- _Instructions to follow_
Filter the records below and copy every line containing the word "this".

## begin Dataset content

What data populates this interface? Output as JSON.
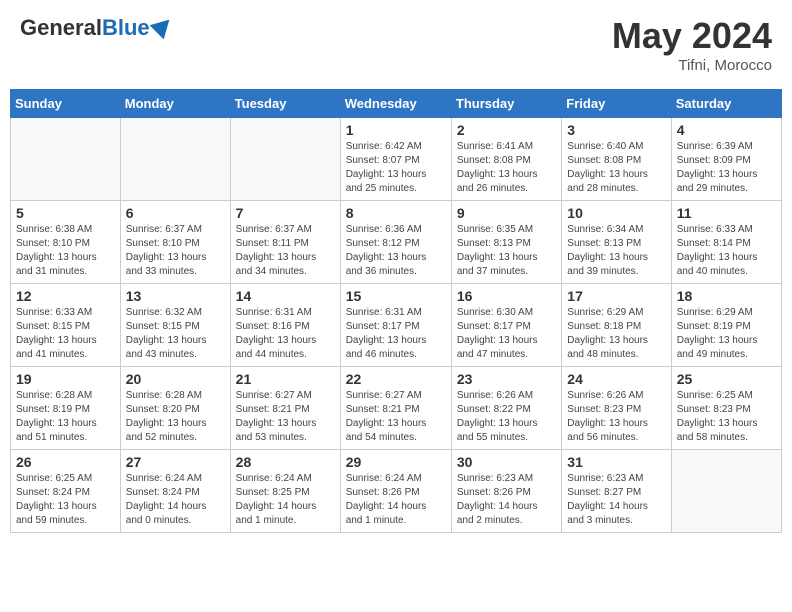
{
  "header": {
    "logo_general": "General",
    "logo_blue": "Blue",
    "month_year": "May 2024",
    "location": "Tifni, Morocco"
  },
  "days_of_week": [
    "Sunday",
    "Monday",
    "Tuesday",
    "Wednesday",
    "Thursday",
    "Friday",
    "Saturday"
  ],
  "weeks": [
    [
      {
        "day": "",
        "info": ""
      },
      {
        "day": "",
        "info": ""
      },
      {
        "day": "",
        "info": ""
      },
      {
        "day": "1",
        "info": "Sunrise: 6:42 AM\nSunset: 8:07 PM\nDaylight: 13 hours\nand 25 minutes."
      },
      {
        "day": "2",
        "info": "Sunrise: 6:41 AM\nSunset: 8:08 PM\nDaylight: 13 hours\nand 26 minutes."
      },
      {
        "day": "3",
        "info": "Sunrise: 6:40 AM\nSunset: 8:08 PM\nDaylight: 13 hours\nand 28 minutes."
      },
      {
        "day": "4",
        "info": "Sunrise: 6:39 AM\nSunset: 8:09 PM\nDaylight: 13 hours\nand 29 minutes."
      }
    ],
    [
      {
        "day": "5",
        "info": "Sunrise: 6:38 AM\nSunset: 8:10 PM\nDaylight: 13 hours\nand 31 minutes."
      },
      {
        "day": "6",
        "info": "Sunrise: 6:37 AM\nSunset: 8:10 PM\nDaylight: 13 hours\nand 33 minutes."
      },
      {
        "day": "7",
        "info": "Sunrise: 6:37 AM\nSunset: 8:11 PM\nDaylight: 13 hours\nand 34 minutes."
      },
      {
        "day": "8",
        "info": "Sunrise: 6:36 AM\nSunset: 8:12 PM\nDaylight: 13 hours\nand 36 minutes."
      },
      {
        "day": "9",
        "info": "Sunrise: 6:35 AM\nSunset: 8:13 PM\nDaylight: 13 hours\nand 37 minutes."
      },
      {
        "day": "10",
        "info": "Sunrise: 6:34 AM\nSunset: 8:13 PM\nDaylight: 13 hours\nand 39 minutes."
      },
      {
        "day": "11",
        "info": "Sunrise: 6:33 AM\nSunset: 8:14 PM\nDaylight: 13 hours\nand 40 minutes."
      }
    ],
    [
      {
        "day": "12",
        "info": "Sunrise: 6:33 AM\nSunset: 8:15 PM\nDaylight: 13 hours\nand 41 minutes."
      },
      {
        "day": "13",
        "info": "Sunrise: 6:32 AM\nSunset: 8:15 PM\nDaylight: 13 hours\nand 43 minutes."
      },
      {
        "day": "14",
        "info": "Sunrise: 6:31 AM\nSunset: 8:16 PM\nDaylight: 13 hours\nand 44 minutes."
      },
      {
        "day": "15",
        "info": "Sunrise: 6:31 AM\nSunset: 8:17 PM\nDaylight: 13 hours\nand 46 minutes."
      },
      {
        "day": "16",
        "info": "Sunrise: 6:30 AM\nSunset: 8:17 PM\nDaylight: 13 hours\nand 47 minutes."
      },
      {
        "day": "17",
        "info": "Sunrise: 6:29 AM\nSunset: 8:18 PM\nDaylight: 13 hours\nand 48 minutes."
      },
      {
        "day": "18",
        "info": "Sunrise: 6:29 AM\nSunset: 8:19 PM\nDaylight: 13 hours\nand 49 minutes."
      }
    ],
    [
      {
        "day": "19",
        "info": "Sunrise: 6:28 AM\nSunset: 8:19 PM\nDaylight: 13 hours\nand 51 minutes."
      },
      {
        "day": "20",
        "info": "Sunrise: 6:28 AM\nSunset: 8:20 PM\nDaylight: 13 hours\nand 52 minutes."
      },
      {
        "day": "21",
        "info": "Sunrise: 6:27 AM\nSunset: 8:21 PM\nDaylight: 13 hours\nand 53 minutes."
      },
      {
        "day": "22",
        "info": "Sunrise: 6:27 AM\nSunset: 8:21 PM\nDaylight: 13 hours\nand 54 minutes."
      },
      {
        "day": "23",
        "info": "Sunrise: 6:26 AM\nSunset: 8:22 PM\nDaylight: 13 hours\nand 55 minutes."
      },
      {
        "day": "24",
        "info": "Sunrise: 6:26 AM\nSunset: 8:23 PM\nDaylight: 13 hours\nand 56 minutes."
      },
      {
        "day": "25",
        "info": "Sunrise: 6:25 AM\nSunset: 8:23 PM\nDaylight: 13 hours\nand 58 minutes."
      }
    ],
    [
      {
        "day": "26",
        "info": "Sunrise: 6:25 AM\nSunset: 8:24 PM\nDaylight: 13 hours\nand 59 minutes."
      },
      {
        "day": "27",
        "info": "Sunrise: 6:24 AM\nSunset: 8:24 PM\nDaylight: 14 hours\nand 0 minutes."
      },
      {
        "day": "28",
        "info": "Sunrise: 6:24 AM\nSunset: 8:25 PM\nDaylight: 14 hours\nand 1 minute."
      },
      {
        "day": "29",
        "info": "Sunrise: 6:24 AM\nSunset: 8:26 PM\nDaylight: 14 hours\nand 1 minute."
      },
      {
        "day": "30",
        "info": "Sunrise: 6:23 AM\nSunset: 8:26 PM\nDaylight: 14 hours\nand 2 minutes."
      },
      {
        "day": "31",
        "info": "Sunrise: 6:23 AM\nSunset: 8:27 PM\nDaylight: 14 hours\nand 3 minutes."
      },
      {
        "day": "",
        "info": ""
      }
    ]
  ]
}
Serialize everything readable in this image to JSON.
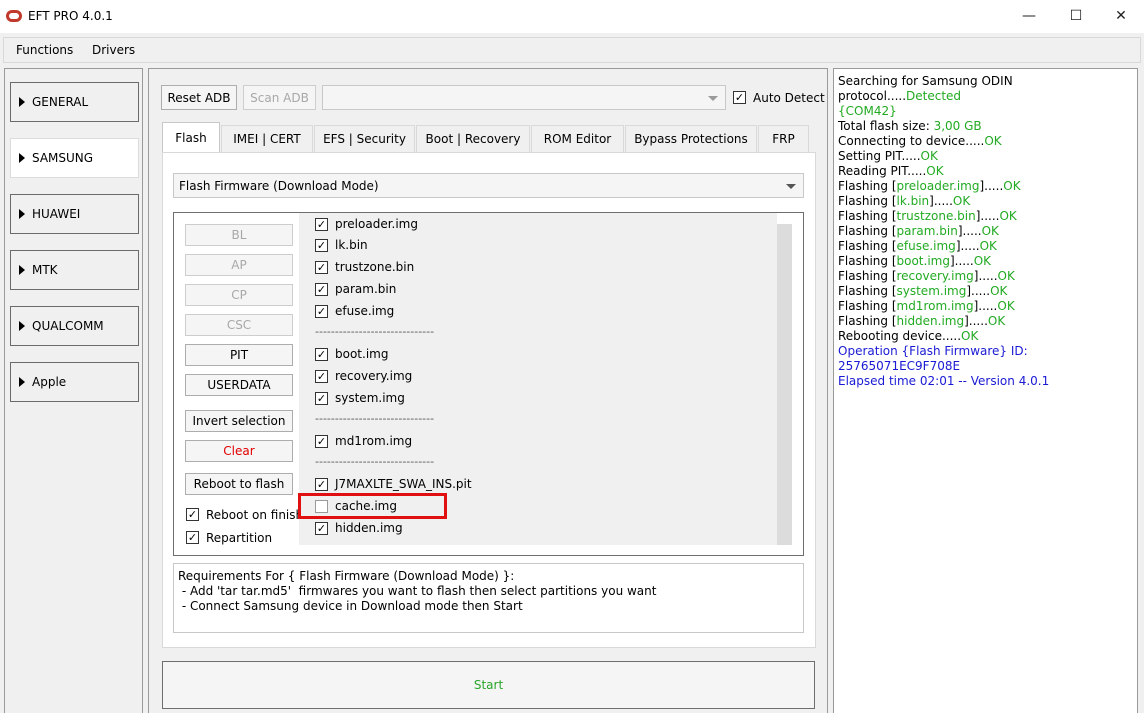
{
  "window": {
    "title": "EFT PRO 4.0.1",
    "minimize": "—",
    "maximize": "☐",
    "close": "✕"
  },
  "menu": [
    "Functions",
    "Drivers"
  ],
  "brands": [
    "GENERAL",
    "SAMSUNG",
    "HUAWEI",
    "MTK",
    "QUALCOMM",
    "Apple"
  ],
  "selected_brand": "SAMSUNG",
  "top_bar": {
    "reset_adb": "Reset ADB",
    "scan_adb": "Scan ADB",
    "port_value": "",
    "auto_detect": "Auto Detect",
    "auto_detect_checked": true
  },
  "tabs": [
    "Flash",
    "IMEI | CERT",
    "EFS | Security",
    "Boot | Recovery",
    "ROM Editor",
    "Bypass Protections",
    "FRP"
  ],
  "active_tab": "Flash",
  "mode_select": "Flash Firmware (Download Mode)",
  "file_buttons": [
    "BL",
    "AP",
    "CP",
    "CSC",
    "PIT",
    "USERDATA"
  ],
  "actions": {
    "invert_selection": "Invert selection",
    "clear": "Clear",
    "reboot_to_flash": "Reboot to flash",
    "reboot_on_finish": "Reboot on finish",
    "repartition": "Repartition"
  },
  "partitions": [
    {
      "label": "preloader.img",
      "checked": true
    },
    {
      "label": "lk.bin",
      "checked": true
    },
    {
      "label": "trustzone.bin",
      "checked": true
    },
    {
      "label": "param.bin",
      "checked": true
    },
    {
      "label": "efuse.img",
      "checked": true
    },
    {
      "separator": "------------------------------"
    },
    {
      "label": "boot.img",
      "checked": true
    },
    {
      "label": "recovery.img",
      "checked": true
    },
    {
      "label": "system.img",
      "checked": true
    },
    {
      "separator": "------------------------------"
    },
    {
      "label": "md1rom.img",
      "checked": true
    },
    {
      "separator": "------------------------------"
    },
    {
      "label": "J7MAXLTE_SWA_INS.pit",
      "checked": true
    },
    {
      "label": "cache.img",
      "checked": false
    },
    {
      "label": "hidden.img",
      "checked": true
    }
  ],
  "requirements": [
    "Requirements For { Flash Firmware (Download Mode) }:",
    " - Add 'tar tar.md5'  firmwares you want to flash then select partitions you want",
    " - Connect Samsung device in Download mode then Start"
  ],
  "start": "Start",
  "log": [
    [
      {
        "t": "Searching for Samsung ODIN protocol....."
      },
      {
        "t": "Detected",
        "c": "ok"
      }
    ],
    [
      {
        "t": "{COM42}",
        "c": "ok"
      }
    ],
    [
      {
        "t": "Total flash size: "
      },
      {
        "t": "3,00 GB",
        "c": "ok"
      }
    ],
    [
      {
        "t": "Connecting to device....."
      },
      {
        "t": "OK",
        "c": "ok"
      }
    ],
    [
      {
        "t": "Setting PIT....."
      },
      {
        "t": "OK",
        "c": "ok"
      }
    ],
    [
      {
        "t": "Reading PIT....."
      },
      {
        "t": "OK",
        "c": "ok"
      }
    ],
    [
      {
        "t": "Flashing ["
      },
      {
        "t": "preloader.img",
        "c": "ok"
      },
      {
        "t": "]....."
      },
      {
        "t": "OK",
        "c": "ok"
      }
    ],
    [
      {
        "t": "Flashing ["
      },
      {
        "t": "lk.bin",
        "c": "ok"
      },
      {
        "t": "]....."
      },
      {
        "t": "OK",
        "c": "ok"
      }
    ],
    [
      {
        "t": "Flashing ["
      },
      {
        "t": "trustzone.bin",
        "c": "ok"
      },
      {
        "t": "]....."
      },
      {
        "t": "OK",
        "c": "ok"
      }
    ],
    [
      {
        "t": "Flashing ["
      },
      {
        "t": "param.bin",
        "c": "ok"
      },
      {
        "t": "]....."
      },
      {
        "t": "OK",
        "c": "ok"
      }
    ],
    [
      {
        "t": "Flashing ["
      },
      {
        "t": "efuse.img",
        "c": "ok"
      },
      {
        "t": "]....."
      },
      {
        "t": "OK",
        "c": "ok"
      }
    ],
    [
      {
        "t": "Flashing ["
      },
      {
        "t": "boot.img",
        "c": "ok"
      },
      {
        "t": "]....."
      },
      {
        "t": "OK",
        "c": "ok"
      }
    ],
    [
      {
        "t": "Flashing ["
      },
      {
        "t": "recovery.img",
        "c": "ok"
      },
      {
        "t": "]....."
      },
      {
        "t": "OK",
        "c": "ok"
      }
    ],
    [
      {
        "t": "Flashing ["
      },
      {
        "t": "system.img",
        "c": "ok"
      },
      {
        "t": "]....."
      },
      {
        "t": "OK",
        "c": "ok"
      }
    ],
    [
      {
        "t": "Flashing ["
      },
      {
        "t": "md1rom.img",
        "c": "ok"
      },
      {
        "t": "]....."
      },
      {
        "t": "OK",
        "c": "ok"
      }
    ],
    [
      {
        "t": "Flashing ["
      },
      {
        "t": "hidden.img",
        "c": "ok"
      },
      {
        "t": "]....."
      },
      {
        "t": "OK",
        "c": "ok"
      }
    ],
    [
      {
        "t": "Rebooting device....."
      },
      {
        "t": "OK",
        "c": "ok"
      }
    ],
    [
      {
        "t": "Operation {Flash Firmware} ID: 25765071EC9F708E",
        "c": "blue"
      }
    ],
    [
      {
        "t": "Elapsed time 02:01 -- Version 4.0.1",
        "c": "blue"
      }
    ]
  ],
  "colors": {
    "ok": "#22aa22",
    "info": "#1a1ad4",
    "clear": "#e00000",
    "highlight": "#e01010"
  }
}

## end Dataset content

- _Solved exercise_
What data populates this interface? Output as JSON.
Serialize everything readable in this image to JSON.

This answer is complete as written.